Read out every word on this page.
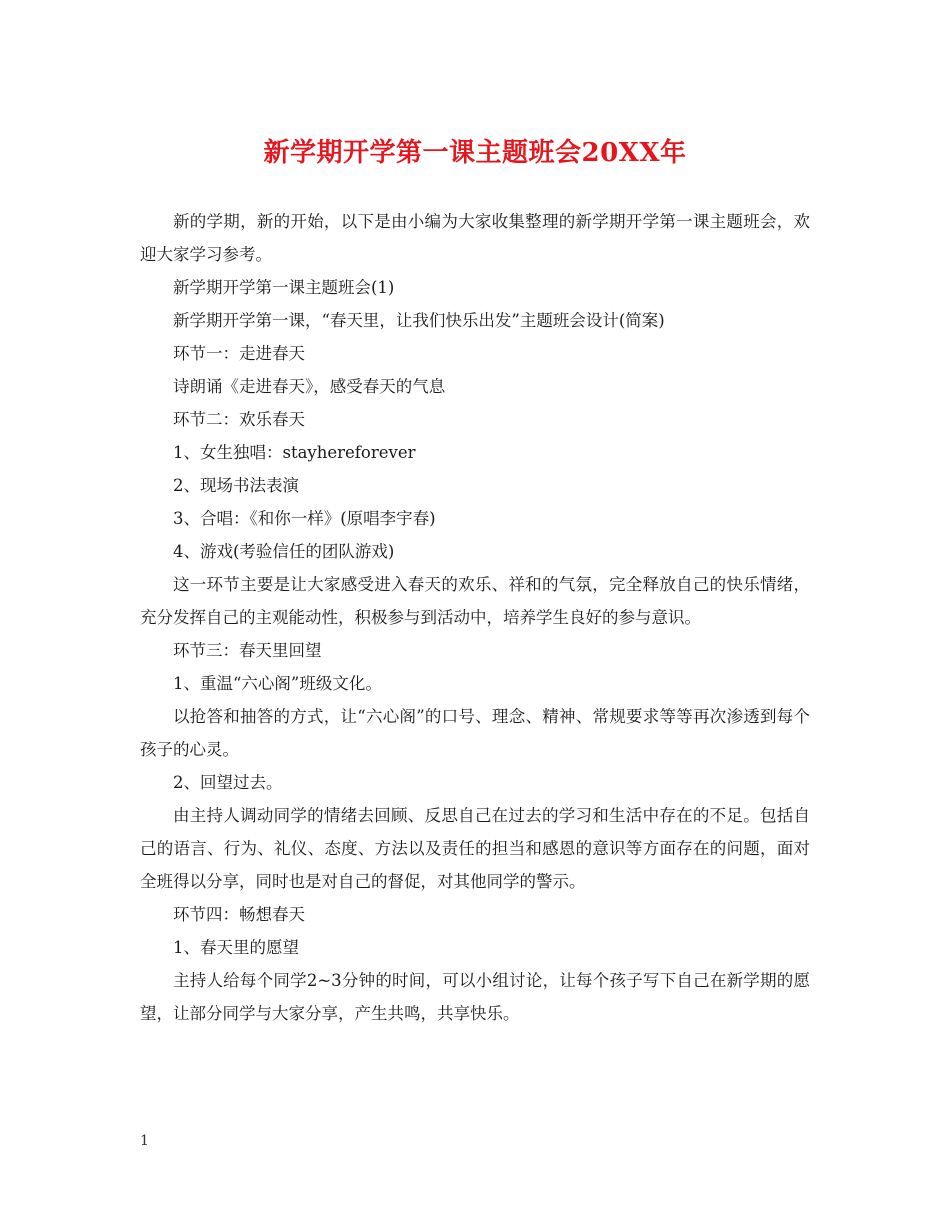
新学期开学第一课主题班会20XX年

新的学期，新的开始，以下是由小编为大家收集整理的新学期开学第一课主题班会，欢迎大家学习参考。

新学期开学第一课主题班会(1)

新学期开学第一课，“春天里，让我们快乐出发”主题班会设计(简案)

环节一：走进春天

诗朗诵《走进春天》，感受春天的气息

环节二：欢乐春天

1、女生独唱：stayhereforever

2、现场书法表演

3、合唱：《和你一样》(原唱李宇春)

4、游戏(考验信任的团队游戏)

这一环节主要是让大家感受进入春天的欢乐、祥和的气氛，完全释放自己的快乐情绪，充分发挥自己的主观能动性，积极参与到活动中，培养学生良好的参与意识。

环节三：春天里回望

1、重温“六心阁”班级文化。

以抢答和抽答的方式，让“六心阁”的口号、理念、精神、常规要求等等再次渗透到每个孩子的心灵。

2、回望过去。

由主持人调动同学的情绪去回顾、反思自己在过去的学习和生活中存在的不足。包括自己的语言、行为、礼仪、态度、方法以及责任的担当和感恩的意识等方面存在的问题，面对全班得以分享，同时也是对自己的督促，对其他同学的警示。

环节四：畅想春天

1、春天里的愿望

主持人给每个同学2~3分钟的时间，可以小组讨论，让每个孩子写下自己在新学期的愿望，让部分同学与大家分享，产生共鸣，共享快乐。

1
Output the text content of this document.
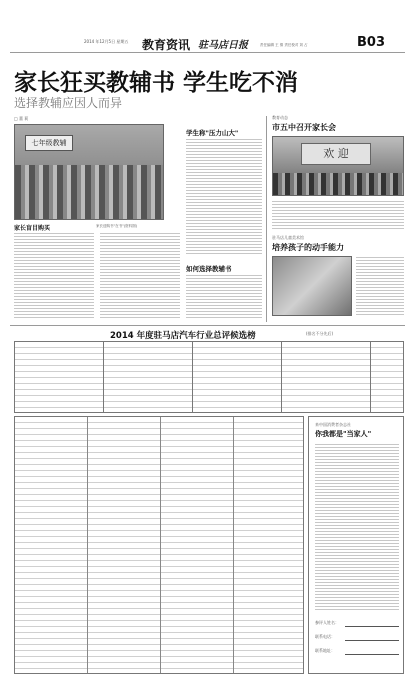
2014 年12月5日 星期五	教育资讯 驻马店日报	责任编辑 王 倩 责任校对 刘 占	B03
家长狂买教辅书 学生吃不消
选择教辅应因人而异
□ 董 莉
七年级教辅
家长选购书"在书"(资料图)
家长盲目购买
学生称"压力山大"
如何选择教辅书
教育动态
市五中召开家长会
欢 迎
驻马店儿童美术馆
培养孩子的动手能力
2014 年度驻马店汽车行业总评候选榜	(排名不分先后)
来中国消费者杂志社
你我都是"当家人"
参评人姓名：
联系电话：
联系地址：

◆ ◆ ◆ ◆ ◆ ◆ ◆

● **Objective**
Output nothing but the lines from the line with "Output the text content of this document." through the last line of the material above, please, word for word and without the pictures.

● **Task solution**
Output the text content of this document.
2014 年12月5日 星期五	教育资讯 驻马店日报	责任编辑 王 倩 责任校对 刘 占	B03
家长狂买教辅书 学生吃不消
选择教辅应因人而异
□ 董 莉
七年级教辅
家长选购书"在书"(资料图)
家长盲目购买
学生称"压力山大"
如何选择教辅书
教育动态
市五中召开家长会
欢 迎
驻马店儿童美术馆
培养孩子的动手能力
2014 年度驻马店汽车行业总评候选榜	(排名不分先后)
来中国消费者杂志社
你我都是"当家人"
参评人姓名：
联系电话：
联系地址：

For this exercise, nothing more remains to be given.